PROBLEM TO WORK ON: Collect all lines from the records below that include the word "classifier".

start

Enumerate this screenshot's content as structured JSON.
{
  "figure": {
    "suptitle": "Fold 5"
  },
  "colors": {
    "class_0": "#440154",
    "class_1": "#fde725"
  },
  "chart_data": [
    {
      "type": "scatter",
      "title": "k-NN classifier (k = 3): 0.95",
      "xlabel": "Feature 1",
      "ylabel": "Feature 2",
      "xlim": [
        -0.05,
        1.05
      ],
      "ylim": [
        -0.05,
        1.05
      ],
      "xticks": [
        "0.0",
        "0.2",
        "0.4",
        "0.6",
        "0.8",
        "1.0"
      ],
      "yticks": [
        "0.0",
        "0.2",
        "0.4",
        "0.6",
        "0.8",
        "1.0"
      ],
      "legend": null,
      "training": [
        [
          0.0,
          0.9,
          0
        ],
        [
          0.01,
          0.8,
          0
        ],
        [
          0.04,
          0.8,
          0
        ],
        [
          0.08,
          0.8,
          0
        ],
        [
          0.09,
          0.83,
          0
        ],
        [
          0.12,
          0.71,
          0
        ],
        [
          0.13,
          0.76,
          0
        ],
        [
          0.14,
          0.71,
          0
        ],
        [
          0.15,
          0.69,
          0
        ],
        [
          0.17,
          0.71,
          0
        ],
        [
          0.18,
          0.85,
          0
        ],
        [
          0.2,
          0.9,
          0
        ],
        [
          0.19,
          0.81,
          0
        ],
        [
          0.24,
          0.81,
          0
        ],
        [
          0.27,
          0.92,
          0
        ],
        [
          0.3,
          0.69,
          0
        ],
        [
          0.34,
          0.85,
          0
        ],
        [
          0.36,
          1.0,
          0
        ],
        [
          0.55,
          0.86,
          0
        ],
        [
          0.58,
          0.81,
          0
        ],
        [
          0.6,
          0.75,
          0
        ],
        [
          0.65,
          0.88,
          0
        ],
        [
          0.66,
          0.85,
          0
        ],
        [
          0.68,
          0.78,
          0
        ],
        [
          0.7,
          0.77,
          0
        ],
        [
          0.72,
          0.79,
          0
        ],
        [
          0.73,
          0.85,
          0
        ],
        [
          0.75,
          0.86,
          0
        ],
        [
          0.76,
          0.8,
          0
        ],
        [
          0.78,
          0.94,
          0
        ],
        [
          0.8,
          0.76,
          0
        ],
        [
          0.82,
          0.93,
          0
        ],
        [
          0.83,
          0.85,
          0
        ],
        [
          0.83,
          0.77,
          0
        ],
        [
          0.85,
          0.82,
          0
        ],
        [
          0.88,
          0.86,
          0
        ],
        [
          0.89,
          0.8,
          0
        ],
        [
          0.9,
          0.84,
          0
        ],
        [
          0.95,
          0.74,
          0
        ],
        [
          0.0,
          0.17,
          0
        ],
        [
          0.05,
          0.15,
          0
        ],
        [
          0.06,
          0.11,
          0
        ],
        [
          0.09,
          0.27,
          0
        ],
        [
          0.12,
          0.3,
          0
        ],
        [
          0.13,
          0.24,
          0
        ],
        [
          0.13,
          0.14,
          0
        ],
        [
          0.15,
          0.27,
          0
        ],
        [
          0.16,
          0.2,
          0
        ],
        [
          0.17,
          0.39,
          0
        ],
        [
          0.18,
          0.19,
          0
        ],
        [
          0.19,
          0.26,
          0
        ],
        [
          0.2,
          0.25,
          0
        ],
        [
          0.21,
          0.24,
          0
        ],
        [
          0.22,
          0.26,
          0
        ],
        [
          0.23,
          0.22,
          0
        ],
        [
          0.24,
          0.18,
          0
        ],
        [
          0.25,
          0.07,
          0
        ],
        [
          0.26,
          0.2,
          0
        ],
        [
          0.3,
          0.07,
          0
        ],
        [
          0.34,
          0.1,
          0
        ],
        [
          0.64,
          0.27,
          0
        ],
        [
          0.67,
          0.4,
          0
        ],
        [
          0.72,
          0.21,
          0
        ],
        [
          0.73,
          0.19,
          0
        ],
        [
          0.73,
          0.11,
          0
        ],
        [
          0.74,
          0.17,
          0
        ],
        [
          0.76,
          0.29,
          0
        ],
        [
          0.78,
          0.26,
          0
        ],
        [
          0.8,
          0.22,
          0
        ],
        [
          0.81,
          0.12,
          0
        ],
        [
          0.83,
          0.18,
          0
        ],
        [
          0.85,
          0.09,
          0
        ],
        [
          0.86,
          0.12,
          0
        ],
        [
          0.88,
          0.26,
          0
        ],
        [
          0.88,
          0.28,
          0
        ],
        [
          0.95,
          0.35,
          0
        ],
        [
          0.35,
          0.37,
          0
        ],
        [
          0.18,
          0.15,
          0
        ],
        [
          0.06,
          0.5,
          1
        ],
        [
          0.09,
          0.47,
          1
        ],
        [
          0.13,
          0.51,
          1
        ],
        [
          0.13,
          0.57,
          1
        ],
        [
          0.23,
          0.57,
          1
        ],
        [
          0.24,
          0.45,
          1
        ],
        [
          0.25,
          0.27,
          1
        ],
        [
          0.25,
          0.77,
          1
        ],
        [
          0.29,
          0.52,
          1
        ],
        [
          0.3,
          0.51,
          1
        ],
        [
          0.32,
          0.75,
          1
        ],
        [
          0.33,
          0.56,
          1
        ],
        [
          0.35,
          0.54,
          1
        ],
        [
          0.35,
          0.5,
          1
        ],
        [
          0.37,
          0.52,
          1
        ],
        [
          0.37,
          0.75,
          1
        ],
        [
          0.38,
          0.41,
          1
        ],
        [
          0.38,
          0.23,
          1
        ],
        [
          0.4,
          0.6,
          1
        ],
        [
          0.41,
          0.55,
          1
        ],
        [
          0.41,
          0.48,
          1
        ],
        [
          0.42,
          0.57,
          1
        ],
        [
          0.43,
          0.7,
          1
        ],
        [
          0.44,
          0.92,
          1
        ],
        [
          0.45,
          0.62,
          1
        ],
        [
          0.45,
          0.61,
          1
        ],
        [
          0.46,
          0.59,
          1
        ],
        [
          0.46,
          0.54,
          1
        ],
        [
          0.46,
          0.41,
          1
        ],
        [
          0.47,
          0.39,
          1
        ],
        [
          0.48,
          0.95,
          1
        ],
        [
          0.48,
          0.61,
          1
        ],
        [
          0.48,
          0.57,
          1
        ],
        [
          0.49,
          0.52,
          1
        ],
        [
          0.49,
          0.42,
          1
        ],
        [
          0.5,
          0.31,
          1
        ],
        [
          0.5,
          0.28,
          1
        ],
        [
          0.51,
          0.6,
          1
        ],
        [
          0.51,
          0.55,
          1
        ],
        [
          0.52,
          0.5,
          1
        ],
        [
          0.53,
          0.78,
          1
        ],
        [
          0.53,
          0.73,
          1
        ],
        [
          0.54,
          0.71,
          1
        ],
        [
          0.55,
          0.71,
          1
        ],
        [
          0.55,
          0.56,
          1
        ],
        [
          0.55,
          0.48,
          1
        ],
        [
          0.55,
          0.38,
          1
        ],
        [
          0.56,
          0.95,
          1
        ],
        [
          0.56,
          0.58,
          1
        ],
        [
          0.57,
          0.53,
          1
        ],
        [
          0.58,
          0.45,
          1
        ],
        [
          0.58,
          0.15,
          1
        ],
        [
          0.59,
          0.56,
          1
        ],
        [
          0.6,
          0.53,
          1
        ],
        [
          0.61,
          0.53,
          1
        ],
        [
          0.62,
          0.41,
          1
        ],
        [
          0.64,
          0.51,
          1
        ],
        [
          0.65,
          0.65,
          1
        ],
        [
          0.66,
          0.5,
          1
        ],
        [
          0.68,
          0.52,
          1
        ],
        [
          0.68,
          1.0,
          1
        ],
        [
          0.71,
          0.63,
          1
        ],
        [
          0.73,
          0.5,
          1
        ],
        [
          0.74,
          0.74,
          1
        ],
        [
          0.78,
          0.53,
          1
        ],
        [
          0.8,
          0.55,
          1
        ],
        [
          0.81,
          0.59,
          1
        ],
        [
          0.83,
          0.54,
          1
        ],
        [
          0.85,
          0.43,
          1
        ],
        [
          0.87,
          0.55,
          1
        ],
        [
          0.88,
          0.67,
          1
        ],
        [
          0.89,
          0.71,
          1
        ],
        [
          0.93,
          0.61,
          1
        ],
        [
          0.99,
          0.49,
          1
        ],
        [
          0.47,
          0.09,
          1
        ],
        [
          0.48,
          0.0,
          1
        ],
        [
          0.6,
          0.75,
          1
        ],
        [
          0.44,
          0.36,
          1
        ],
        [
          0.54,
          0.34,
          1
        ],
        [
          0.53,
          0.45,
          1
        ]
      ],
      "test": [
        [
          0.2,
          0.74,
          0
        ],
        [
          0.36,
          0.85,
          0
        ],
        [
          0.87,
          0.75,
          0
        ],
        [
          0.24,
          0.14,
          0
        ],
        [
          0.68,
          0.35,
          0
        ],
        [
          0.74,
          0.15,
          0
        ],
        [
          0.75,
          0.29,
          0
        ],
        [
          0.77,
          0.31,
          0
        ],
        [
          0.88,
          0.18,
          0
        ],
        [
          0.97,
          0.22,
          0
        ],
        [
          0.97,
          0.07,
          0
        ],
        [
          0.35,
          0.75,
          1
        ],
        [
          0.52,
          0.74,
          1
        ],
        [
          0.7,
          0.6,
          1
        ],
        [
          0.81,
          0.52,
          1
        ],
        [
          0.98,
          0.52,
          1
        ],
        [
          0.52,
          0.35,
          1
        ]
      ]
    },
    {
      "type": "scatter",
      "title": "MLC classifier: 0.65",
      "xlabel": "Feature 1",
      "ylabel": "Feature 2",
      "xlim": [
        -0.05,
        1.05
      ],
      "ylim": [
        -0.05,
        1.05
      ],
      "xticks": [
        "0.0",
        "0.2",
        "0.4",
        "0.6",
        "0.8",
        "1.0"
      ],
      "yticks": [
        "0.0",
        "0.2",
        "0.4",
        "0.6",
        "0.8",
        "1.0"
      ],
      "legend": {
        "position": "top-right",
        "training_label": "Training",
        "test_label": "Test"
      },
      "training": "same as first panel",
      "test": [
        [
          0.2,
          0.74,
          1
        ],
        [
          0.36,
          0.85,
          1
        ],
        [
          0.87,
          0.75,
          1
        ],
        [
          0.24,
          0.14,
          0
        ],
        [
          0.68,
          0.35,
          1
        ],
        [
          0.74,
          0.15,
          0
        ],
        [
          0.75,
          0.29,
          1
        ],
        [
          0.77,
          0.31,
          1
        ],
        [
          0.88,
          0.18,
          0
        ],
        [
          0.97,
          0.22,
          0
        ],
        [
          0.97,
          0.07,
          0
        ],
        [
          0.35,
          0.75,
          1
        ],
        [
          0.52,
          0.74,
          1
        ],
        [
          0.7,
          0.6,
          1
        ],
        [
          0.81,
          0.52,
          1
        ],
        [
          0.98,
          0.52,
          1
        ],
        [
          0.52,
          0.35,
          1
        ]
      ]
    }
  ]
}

end

PROBLEM SOLUTION:
      "title": "k-NN classifier (k = 3): 0.95",
      "title": "MLC classifier: 0.65",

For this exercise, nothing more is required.